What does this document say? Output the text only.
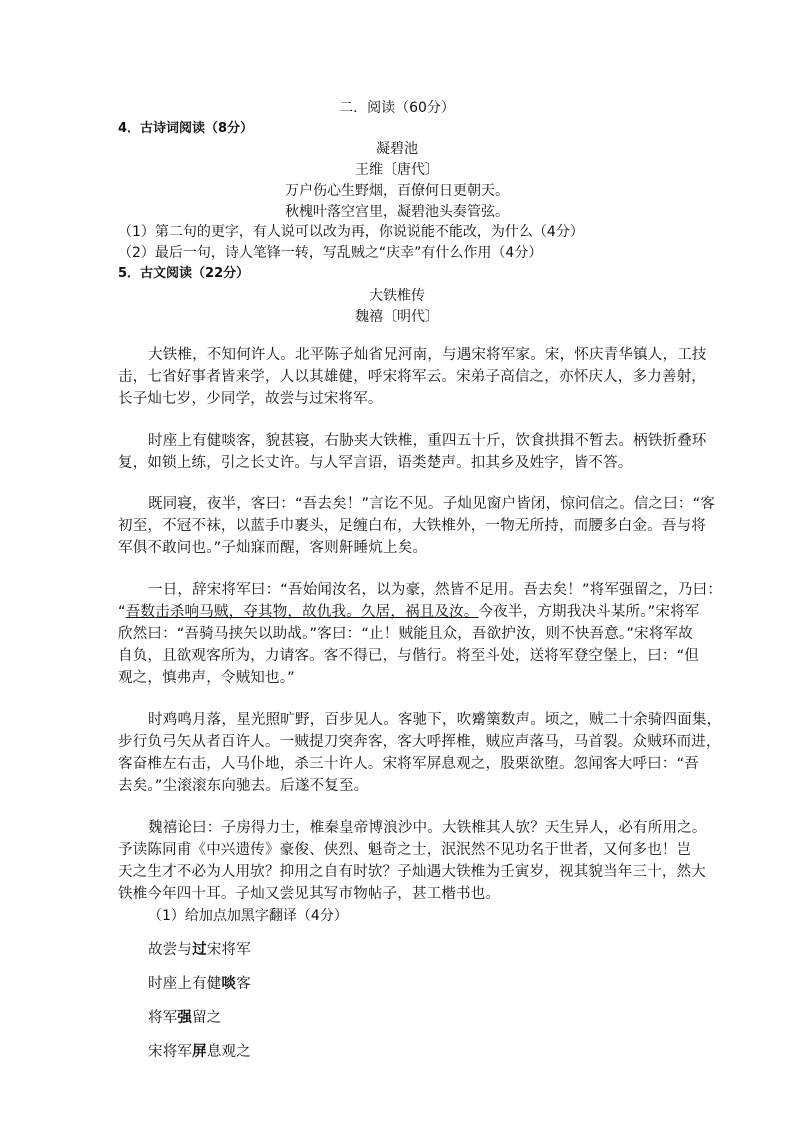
二．阅读（60分）
4．古诗词阅读（8分）
凝碧池
王维〔唐代〕
万户伤心生野烟，百僚何日更朝天。
秋槐叶落空宫里，凝碧池头奏管弦。
（1）第二句的更字，有人说可以改为再，你说说能不能改，为什么（4分）
（2）最后一句，诗人笔锋一转，写乱贼之“庆幸”有什么作用（4分）
5．古文阅读（22分）
大铁椎传
魏禧〔明代〕
大铁椎，不知何许人。北平陈子灿省兄河南，与遇宋将军家。宋，怀庆青华镇人，工技
击，七省好事者皆来学，人以其雄健，呼宋将军云。宋弟子高信之，亦怀庆人，多力善射，
长子灿七岁，少同学，故尝与过宋将军。
时座上有健啖客，貌甚寝，右胁夹大铁椎，重四五十斤，饮食拱揖不暂去。柄铁折叠环
复，如锁上练，引之长丈许。与人罕言语，语类楚声。扣其乡及姓字，皆不答。
既同寝，夜半，客曰：“吾去矣！”言讫不见。子灿见窗户皆闭，惊问信之。信之曰：“客
初至，不冠不袜，以蓝手巾裹头，足缠白布，大铁椎外，一物无所持，而腰多白金。吾与将
军俱不敢问也。”子灿寐而醒，客则鼾睡炕上矣。
一日，辞宋将军曰：“吾始闻汝名，以为豪，然皆不足用。吾去矣！”将军强留之，乃曰：
“吾数击杀响马贼，夺其物，故仇我。久居，祸且及汝。今夜半，方期我决斗某所。”宋将军
欣然曰：“吾骑马挟矢以助战。”客曰：“止！贼能且众，吾欲护汝，则不快吾意。”宋将军故
自负，且欲观客所为，力请客。客不得已，与偕行。将至斗处，送将军登空堡上，曰：“但
观之，慎弗声，令贼知也。”
时鸡鸣月落，星光照旷野，百步见人。客驰下，吹觱篥数声。顷之，贼二十余骑四面集，
步行负弓矢从者百许人。一贼提刀突奔客，客大呼挥椎，贼应声落马，马首裂。众贼环而进，
客奋椎左右击，人马仆地，杀三十许人。宋将军屏息观之，股栗欲堕。忽闻客大呼曰：“吾
去矣。”尘滚滚东向驰去。后遂不复至。
魏禧论曰：子房得力士，椎秦皇帝博浪沙中。大铁椎其人欤？天生异人，必有所用之。
予读陈同甫《中兴遗传》豪俊、侠烈、魁奇之士，泯泯然不见功名于世者，又何多也！岂
天之生才不必为人用欤？抑用之自有时欤？子灿遇大铁椎为壬寅岁，视其貌当年三十，然大
铁椎今年四十耳。子灿又尝见其写市物帖子，甚工楷书也。
（1）给加点加黑字翻译（4分）
故尝与过宋将军
时座上有健啖客
将军强留之
宋将军屏息观之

• • • •

Prompt: Without including the pictures, reproduce all entries exactly.

The answer:
What does this document say? Output the text only.
二．阅读（60分）
4．古诗词阅读（8分）
凝碧池
王维〔唐代〕
万户伤心生野烟，百僚何日更朝天。
秋槐叶落空宫里，凝碧池头奏管弦。
（1）第二句的更字，有人说可以改为再，你说说能不能改，为什么（4分）
（2）最后一句，诗人笔锋一转，写乱贼之“庆幸”有什么作用（4分）
5．古文阅读（22分）
大铁椎传
魏禧〔明代〕
大铁椎，不知何许人。北平陈子灿省兄河南，与遇宋将军家。宋，怀庆青华镇人，工技
击，七省好事者皆来学，人以其雄健，呼宋将军云。宋弟子高信之，亦怀庆人，多力善射，
长子灿七岁，少同学，故尝与过宋将军。
时座上有健啖客，貌甚寝，右胁夹大铁椎，重四五十斤，饮食拱揖不暂去。柄铁折叠环
复，如锁上练，引之长丈许。与人罕言语，语类楚声。扣其乡及姓字，皆不答。
既同寝，夜半，客曰：“吾去矣！”言讫不见。子灿见窗户皆闭，惊问信之。信之曰：“客
初至，不冠不袜，以蓝手巾裹头，足缠白布，大铁椎外，一物无所持，而腰多白金。吾与将
军俱不敢问也。”子灿寐而醒，客则鼾睡炕上矣。
一日，辞宋将军曰：“吾始闻汝名，以为豪，然皆不足用。吾去矣！”将军强留之，乃曰：
“吾数击杀响马贼，夺其物，故仇我。久居，祸且及汝。今夜半，方期我决斗某所。”宋将军
欣然曰：“吾骑马挟矢以助战。”客曰：“止！贼能且众，吾欲护汝，则不快吾意。”宋将军故
自负，且欲观客所为，力请客。客不得已，与偕行。将至斗处，送将军登空堡上，曰：“但
观之，慎弗声，令贼知也。”
时鸡鸣月落，星光照旷野，百步见人。客驰下，吹觱篥数声。顷之，贼二十余骑四面集，
步行负弓矢从者百许人。一贼提刀突奔客，客大呼挥椎，贼应声落马，马首裂。众贼环而进，
客奋椎左右击，人马仆地，杀三十许人。宋将军屏息观之，股栗欲堕。忽闻客大呼曰：“吾
去矣。”尘滚滚东向驰去。后遂不复至。
魏禧论曰：子房得力士，椎秦皇帝博浪沙中。大铁椎其人欤？天生异人，必有所用之。
予读陈同甫《中兴遗传》豪俊、侠烈、魁奇之士，泯泯然不见功名于世者，又何多也！岂
天之生才不必为人用欤？抑用之自有时欤？子灿遇大铁椎为壬寅岁，视其貌当年三十，然大
铁椎今年四十耳。子灿又尝见其写市物帖子，甚工楷书也。
（1）给加点加黑字翻译（4分）
故尝与过宋将军
时座上有健啖客
将军强留之
宋将军屏息观之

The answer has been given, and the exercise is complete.